PROVIDED RECORDS ->
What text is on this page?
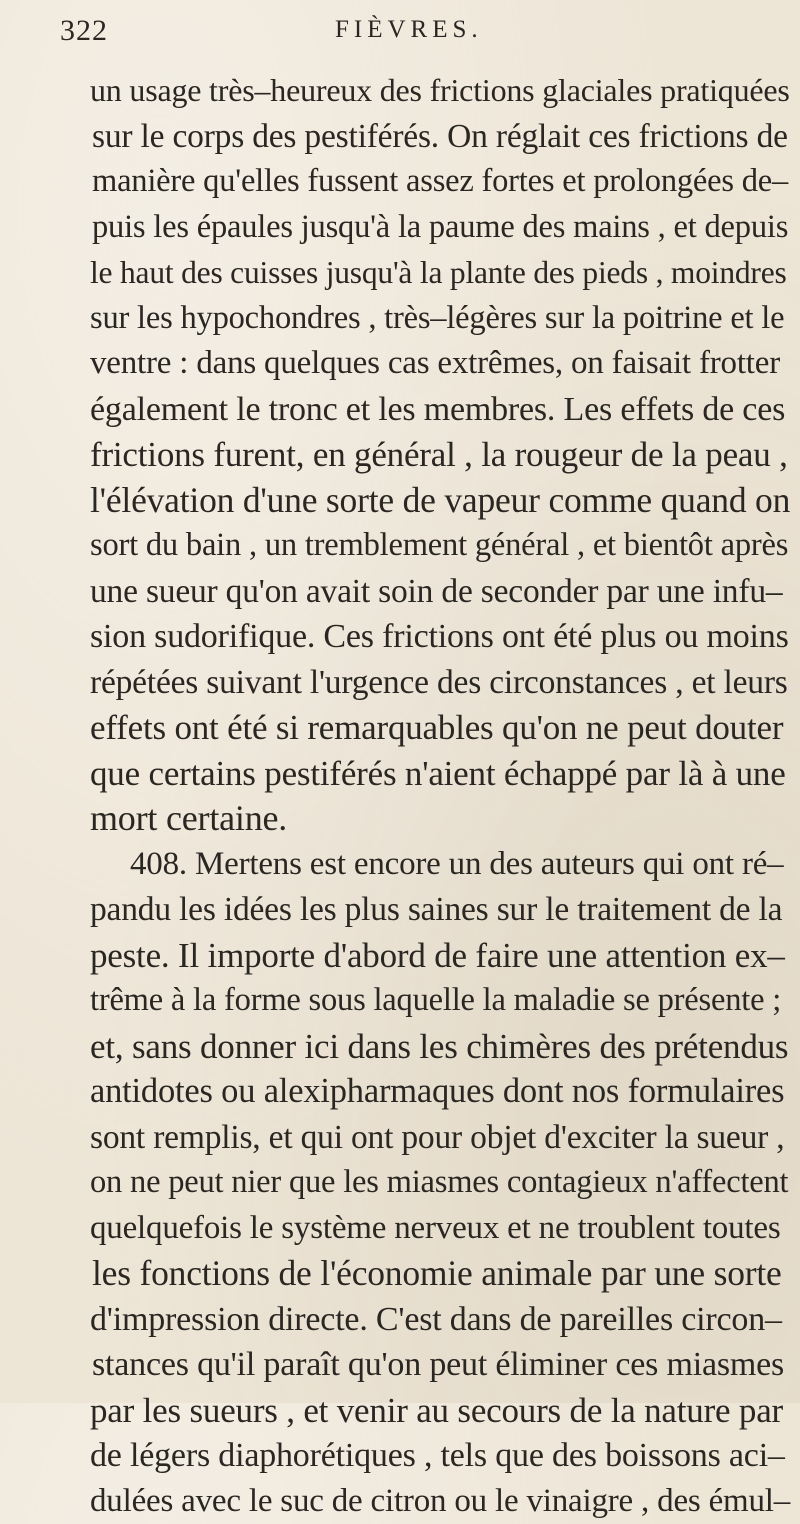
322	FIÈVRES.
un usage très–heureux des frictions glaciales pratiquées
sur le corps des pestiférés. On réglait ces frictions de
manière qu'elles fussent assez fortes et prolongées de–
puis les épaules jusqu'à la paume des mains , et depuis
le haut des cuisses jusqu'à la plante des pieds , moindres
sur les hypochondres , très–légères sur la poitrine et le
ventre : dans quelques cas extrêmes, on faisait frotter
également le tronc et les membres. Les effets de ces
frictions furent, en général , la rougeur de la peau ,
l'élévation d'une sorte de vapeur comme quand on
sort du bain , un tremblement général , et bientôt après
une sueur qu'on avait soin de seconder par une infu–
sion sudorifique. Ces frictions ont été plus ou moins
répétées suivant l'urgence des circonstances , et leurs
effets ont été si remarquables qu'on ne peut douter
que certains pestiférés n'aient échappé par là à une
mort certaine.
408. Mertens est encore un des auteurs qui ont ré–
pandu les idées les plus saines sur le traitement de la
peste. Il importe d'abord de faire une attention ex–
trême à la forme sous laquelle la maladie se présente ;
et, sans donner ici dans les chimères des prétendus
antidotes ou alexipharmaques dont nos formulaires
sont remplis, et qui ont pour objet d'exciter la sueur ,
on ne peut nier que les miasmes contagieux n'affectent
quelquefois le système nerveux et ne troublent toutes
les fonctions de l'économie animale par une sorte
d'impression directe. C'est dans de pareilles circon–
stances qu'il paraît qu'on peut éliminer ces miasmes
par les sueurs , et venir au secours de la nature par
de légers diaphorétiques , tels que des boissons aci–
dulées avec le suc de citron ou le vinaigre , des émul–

SET EXERCISE -> Reproduce the records above exactly, leaving out every picture they contain.

ANSWER TO THIS PROBLEM ->
What text is on this page?
322	FIÈVRES.
un usage très–heureux des frictions glaciales pratiquées
sur le corps des pestiférés. On réglait ces frictions de
manière qu'elles fussent assez fortes et prolongées de–
puis les épaules jusqu'à la paume des mains , et depuis
le haut des cuisses jusqu'à la plante des pieds , moindres
sur les hypochondres , très–légères sur la poitrine et le
ventre : dans quelques cas extrêmes, on faisait frotter
également le tronc et les membres. Les effets de ces
frictions furent, en général , la rougeur de la peau ,
l'élévation d'une sorte de vapeur comme quand on
sort du bain , un tremblement général , et bientôt après
une sueur qu'on avait soin de seconder par une infu–
sion sudorifique. Ces frictions ont été plus ou moins
répétées suivant l'urgence des circonstances , et leurs
effets ont été si remarquables qu'on ne peut douter
que certains pestiférés n'aient échappé par là à une
mort certaine.
408. Mertens est encore un des auteurs qui ont ré–
pandu les idées les plus saines sur le traitement de la
peste. Il importe d'abord de faire une attention ex–
trême à la forme sous laquelle la maladie se présente ;
et, sans donner ici dans les chimères des prétendus
antidotes ou alexipharmaques dont nos formulaires
sont remplis, et qui ont pour objet d'exciter la sueur ,
on ne peut nier que les miasmes contagieux n'affectent
quelquefois le système nerveux et ne troublent toutes
les fonctions de l'économie animale par une sorte
d'impression directe. C'est dans de pareilles circon–
stances qu'il paraît qu'on peut éliminer ces miasmes
par les sueurs , et venir au secours de la nature par
de légers diaphorétiques , tels que des boissons aci–
dulées avec le suc de citron ou le vinaigre , des émul–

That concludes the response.